+++ LISTED ENTRIES
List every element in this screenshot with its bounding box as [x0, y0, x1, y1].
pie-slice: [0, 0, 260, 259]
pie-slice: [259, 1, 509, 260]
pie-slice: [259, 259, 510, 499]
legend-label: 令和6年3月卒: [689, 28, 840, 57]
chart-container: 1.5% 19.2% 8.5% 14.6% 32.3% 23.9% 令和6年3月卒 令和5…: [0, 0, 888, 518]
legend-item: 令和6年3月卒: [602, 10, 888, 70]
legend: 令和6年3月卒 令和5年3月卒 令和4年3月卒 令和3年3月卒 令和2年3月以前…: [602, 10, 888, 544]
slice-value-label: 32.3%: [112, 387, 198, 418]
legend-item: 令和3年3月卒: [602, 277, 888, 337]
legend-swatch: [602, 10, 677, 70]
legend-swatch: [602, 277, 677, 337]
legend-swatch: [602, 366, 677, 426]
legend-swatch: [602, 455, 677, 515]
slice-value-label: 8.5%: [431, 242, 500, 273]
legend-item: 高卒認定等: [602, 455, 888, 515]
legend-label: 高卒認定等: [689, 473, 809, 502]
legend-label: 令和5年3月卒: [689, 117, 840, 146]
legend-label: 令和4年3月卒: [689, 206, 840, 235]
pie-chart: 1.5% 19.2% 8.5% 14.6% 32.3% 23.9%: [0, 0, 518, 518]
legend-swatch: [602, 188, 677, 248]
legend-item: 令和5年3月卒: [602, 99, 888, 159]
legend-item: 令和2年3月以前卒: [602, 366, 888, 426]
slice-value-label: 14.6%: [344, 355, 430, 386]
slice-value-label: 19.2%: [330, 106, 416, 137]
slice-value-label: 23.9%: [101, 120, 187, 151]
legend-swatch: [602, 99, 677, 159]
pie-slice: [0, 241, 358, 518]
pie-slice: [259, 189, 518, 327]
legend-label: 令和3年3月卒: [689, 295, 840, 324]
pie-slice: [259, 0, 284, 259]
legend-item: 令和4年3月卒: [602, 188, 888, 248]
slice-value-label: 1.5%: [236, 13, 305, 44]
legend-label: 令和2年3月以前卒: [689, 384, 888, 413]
++++++
AIM -> Reproduce all lines of the items above without any change.

EXERCISE SOLUTION ->
List every element in this screenshot with its bounding box as [x0, y0, x1, y1].
pie-slice: [0, 0, 260, 259]
pie-slice: [259, 1, 509, 260]
pie-slice: [259, 259, 510, 499]
legend-label: 令和6年3月卒: [689, 28, 840, 57]
chart-container: 1.5% 19.2% 8.5% 14.6% 32.3% 23.9% 令和6年3月卒 令和5…: [0, 0, 888, 518]
legend-item: 令和6年3月卒: [602, 10, 888, 70]
legend: 令和6年3月卒 令和5年3月卒 令和4年3月卒 令和3年3月卒 令和2年3月以前…: [602, 10, 888, 544]
slice-value-label: 32.3%: [112, 387, 198, 418]
legend-item: 令和3年3月卒: [602, 277, 888, 337]
legend-swatch: [602, 10, 677, 70]
legend-swatch: [602, 277, 677, 337]
legend-swatch: [602, 366, 677, 426]
legend-swatch: [602, 455, 677, 515]
slice-value-label: 8.5%: [431, 242, 500, 273]
legend-item: 高卒認定等: [602, 455, 888, 515]
legend-label: 高卒認定等: [689, 473, 809, 502]
legend-label: 令和5年3月卒: [689, 117, 840, 146]
legend-label: 令和4年3月卒: [689, 206, 840, 235]
pie-chart: 1.5% 19.2% 8.5% 14.6% 32.3% 23.9%: [0, 0, 518, 518]
legend-swatch: [602, 188, 677, 248]
legend-item: 令和5年3月卒: [602, 99, 888, 159]
legend-item: 令和2年3月以前卒: [602, 366, 888, 426]
slice-value-label: 14.6%: [344, 355, 430, 386]
slice-value-label: 19.2%: [330, 106, 416, 137]
slice-value-label: 23.9%: [101, 120, 187, 151]
legend-swatch: [602, 99, 677, 159]
pie-slice: [0, 241, 358, 518]
pie-slice: [259, 189, 518, 327]
legend-label: 令和3年3月卒: [689, 295, 840, 324]
pie-slice: [259, 0, 284, 259]
legend-item: 令和4年3月卒: [602, 188, 888, 248]
slice-value-label: 1.5%: [236, 13, 305, 44]
legend-label: 令和2年3月以前卒: [689, 384, 888, 413]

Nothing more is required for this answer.